▶ [SUPPLIED MATERIAL]:

☆ ☆ ☆ ☆

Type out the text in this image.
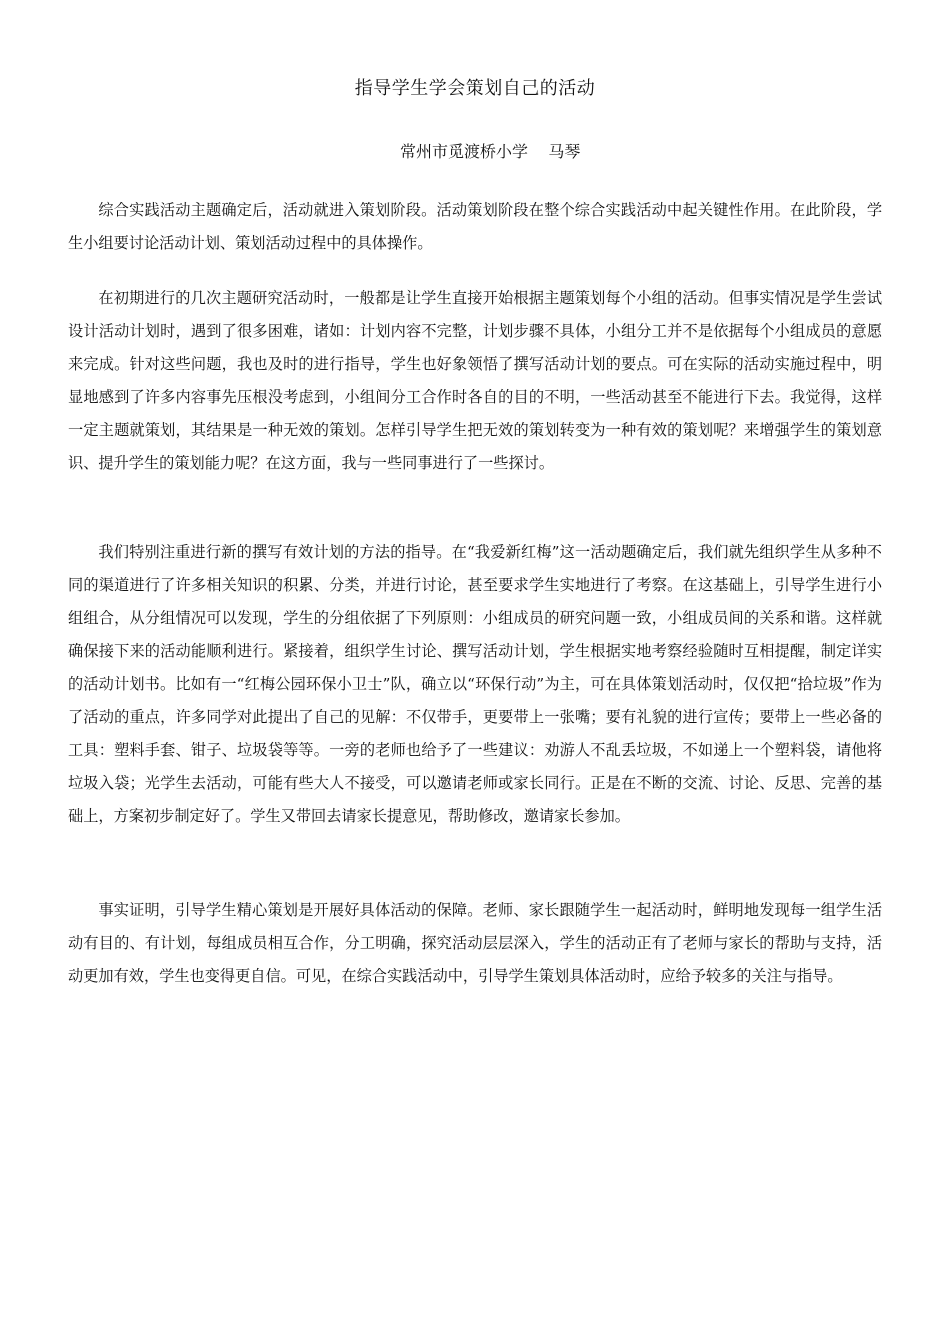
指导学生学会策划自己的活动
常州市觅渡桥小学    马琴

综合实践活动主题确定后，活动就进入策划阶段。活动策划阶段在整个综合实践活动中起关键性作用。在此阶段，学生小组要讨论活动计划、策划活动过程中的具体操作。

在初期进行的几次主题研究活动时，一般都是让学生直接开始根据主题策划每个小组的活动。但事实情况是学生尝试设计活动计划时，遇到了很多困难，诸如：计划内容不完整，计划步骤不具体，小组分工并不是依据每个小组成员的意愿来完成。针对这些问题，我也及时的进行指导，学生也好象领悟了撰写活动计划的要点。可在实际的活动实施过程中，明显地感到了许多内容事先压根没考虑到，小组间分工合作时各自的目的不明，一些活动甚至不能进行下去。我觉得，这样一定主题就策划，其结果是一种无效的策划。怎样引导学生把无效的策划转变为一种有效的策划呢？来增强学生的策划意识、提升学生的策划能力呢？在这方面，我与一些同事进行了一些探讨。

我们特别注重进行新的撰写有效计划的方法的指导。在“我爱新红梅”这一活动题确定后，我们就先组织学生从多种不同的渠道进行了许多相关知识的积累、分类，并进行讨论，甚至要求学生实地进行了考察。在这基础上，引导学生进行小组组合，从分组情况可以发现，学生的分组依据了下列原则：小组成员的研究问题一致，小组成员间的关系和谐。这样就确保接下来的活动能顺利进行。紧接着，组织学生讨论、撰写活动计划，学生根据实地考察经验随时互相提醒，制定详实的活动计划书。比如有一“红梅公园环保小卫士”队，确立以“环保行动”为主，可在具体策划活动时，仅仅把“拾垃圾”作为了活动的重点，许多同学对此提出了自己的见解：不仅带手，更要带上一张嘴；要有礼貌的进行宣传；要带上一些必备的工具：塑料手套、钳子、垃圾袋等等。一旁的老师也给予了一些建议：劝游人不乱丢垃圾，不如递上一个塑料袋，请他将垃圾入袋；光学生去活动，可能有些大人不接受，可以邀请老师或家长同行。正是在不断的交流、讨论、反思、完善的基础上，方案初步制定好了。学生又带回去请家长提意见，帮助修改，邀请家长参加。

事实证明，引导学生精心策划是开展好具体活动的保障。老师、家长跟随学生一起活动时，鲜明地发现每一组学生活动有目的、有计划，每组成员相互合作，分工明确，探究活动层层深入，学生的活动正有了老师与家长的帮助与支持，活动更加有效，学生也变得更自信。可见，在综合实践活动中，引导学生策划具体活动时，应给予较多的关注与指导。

☆ ☆ ☆ ☆

▶ [DO THIS]:
Copy the data character for character, but drop all pictures from the copy.

▶ [TASK RESULT]:
Type out the text in this image.
指导学生学会策划自己的活动
常州市觅渡桥小学    马琴

综合实践活动主题确定后，活动就进入策划阶段。活动策划阶段在整个综合实践活动中起关键性作用。在此阶段，学生小组要讨论活动计划、策划活动过程中的具体操作。

在初期进行的几次主题研究活动时，一般都是让学生直接开始根据主题策划每个小组的活动。但事实情况是学生尝试设计活动计划时，遇到了很多困难，诸如：计划内容不完整，计划步骤不具体，小组分工并不是依据每个小组成员的意愿来完成。针对这些问题，我也及时的进行指导，学生也好象领悟了撰写活动计划的要点。可在实际的活动实施过程中，明显地感到了许多内容事先压根没考虑到，小组间分工合作时各自的目的不明，一些活动甚至不能进行下去。我觉得，这样一定主题就策划，其结果是一种无效的策划。怎样引导学生把无效的策划转变为一种有效的策划呢？来增强学生的策划意识、提升学生的策划能力呢？在这方面，我与一些同事进行了一些探讨。

我们特别注重进行新的撰写有效计划的方法的指导。在“我爱新红梅”这一活动题确定后，我们就先组织学生从多种不同的渠道进行了许多相关知识的积累、分类，并进行讨论，甚至要求学生实地进行了考察。在这基础上，引导学生进行小组组合，从分组情况可以发现，学生的分组依据了下列原则：小组成员的研究问题一致，小组成员间的关系和谐。这样就确保接下来的活动能顺利进行。紧接着，组织学生讨论、撰写活动计划，学生根据实地考察经验随时互相提醒，制定详实的活动计划书。比如有一“红梅公园环保小卫士”队，确立以“环保行动”为主，可在具体策划活动时，仅仅把“拾垃圾”作为了活动的重点，许多同学对此提出了自己的见解：不仅带手，更要带上一张嘴；要有礼貌的进行宣传；要带上一些必备的工具：塑料手套、钳子、垃圾袋等等。一旁的老师也给予了一些建议：劝游人不乱丢垃圾，不如递上一个塑料袋，请他将垃圾入袋；光学生去活动，可能有些大人不接受，可以邀请老师或家长同行。正是在不断的交流、讨论、反思、完善的基础上，方案初步制定好了。学生又带回去请家长提意见，帮助修改，邀请家长参加。

事实证明，引导学生精心策划是开展好具体活动的保障。老师、家长跟随学生一起活动时，鲜明地发现每一组学生活动有目的、有计划，每组成员相互合作，分工明确，探究活动层层深入，学生的活动正有了老师与家长的帮助与支持，活动更加有效，学生也变得更自信。可见，在综合实践活动中，引导学生策划具体活动时，应给予较多的关注与指导。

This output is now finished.